GIVEN TASK
Below are some records. Copy every line in them that holds "happy".

DATA SHOWN

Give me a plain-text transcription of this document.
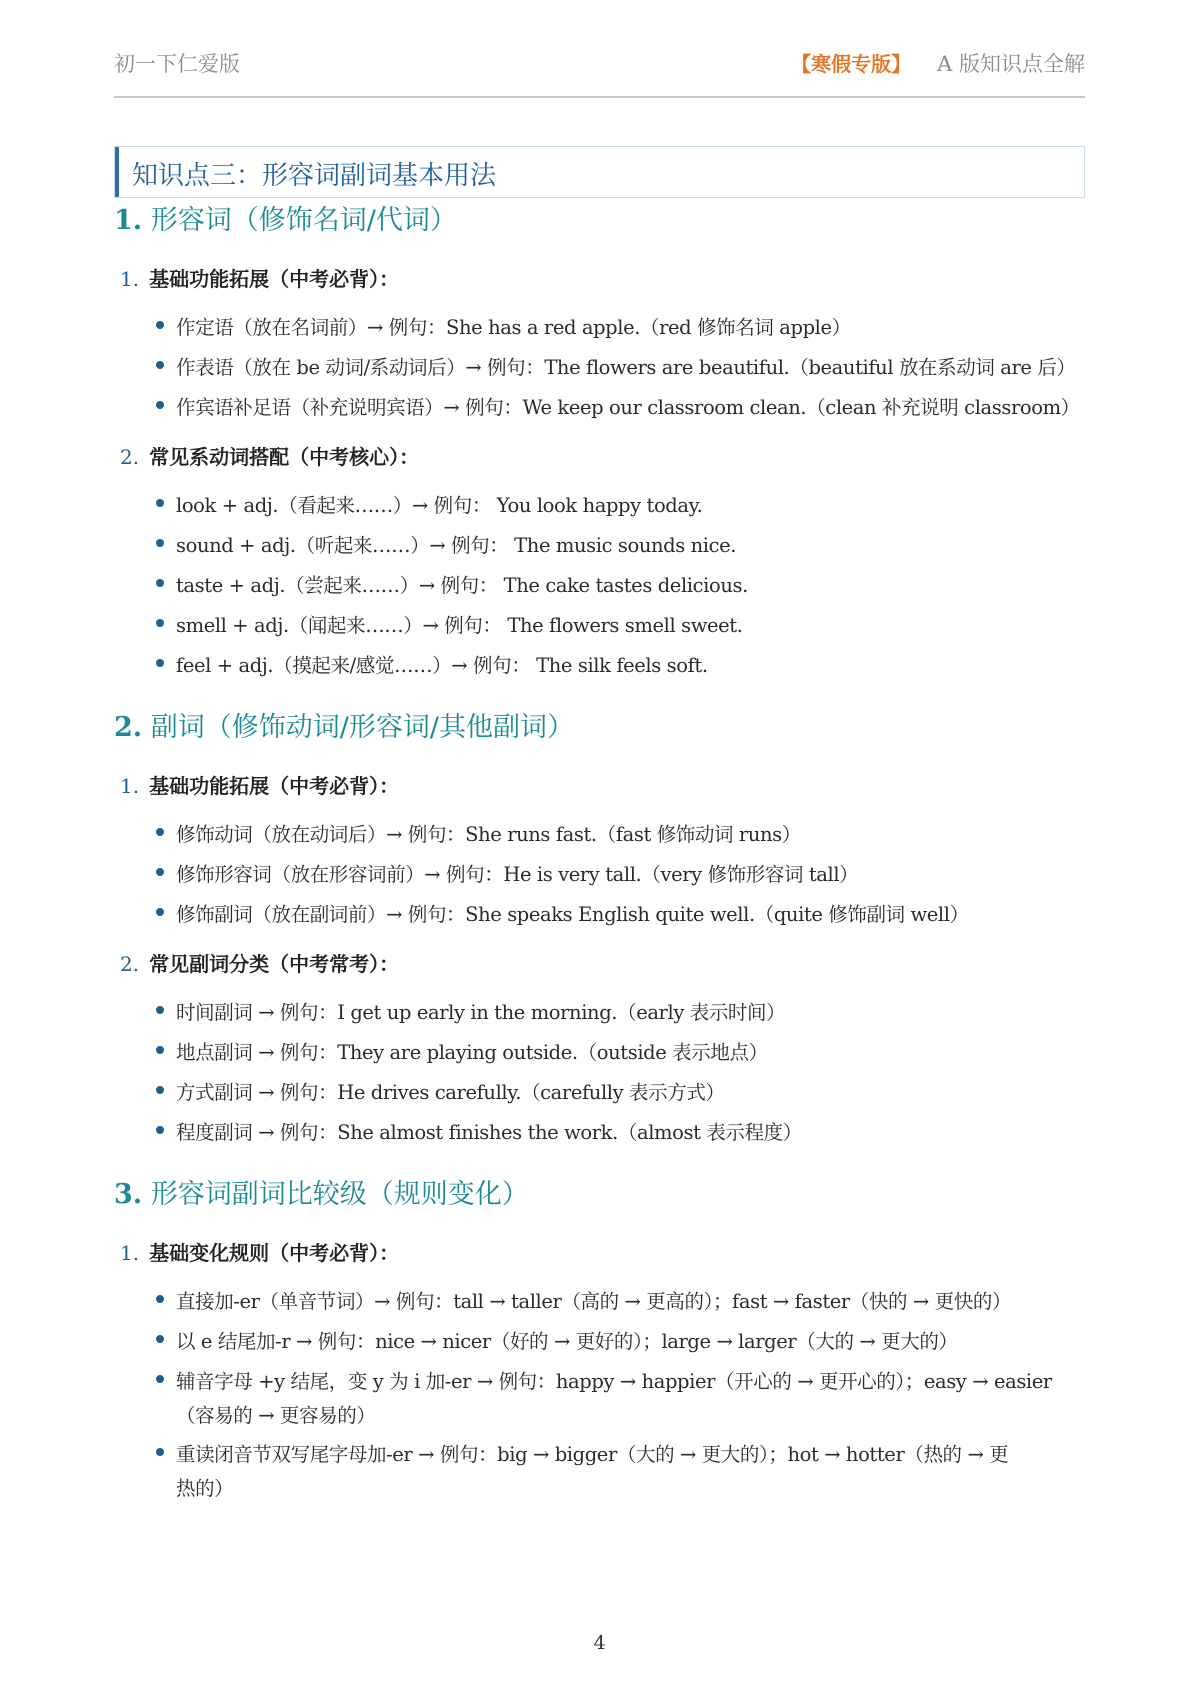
初一下仁爱版	【寒假专版】 A 版知识点全解
知识点三：形容词副词基本用法
1. 形容词（修饰名词/代词）
1. 基础功能拓展（中考必背）：
作定语（放在名词前）→ 例句：She has a red apple.（red 修饰名词 apple）
作表语（放在 be 动词/系动词后）→ 例句：The flowers are beautiful.（beautiful 放在系动词 are 后）
作宾语补足语（补充说明宾语）→ 例句：We keep our classroom clean.（clean 补充说明 classroom）
2. 常见系动词搭配（中考核心）：
look + adj.（看起来……）→ 例句： You look happy today.
sound + adj.（听起来……）→ 例句： The music sounds nice.
taste + adj.（尝起来……）→ 例句： The cake tastes delicious.
smell + adj.（闻起来……）→ 例句： The flowers smell sweet.
feel + adj.（摸起来/感觉……）→ 例句： The silk feels soft.
2. 副词（修饰动词/形容词/其他副词）
1. 基础功能拓展（中考必背）：
修饰动词（放在动词后）→ 例句：She runs fast.（fast 修饰动词 runs）
修饰形容词（放在形容词前）→ 例句：He is very tall.（very 修饰形容词 tall）
修饰副词（放在副词前）→ 例句：She speaks English quite well.（quite 修饰副词 well）
2. 常见副词分类（中考常考）：
时间副词 → 例句：I get up early in the morning.（early 表示时间）
地点副词 → 例句：They are playing outside.（outside 表示地点）
方式副词 → 例句：He drives carefully.（carefully 表示方式）
程度副词 → 例句：She almost finishes the work.（almost 表示程度）
3. 形容词副词比较级（规则变化）
1. 基础变化规则（中考必背）：
直接加-er（单音节词）→ 例句：tall → taller（高的 → 更高的）；fast → faster（快的 → 更快的）
以 e 结尾加-r → 例句：nice → nicer（好的 → 更好的）；large → larger（大的 → 更大的）
辅音字母 +y 结尾，变 y 为 i 加-er → 例句：happy → happier（开心的 → 更开心的）；easy → easier
（容易的 → 更容易的）
重读闭音节双写尾字母加-er → 例句：big → bigger（大的 → 更大的）；hot → hotter（热的 → 更
热的）
4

WRITTEN SOLUTION
look + adj.（看起来……）→ 例句： You look happy today.
辅音字母 +y 结尾，变 y 为 i 加-er → 例句：happy → happier（开心的 → 更开心的）；easy → easier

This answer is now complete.